--- Begin RECORDS SUPPLIED ---

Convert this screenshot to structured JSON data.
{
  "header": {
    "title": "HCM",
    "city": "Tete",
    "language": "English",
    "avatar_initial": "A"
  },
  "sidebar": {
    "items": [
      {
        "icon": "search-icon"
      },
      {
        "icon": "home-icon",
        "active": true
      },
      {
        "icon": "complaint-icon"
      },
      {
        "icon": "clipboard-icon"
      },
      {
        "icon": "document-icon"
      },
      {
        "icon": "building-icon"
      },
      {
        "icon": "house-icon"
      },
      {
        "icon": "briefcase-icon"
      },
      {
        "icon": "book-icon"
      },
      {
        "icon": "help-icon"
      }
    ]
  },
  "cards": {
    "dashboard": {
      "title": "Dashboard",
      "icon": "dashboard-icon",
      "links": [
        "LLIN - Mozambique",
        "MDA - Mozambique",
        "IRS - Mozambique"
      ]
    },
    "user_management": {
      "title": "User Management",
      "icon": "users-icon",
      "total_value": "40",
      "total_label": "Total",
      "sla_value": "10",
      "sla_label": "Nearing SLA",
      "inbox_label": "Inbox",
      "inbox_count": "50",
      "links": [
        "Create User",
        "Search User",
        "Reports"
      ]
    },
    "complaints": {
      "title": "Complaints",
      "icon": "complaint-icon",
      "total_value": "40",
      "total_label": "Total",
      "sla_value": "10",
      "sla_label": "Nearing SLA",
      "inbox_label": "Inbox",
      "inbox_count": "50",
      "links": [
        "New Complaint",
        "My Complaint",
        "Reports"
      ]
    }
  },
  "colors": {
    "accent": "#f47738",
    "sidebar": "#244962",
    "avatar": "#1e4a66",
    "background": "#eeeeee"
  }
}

--- End RECORDS SUPPLIED ---
--- Begin RECORDS SUPPLIED ---

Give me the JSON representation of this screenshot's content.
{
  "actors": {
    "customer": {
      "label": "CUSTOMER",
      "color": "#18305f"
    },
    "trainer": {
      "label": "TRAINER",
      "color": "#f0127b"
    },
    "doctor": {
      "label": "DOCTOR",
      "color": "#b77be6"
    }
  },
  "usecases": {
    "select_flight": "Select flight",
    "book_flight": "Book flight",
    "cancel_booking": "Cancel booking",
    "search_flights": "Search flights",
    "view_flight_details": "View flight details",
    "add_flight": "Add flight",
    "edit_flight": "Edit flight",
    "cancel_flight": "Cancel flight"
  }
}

--- End RECORDS SUPPLIED ---

GIVEN REQUEST –
Copy each line in the data that holds the word "screenshot".

ANSWER –
Convert this screenshot to structured JSON data.
Give me the JSON representation of this screenshot's content.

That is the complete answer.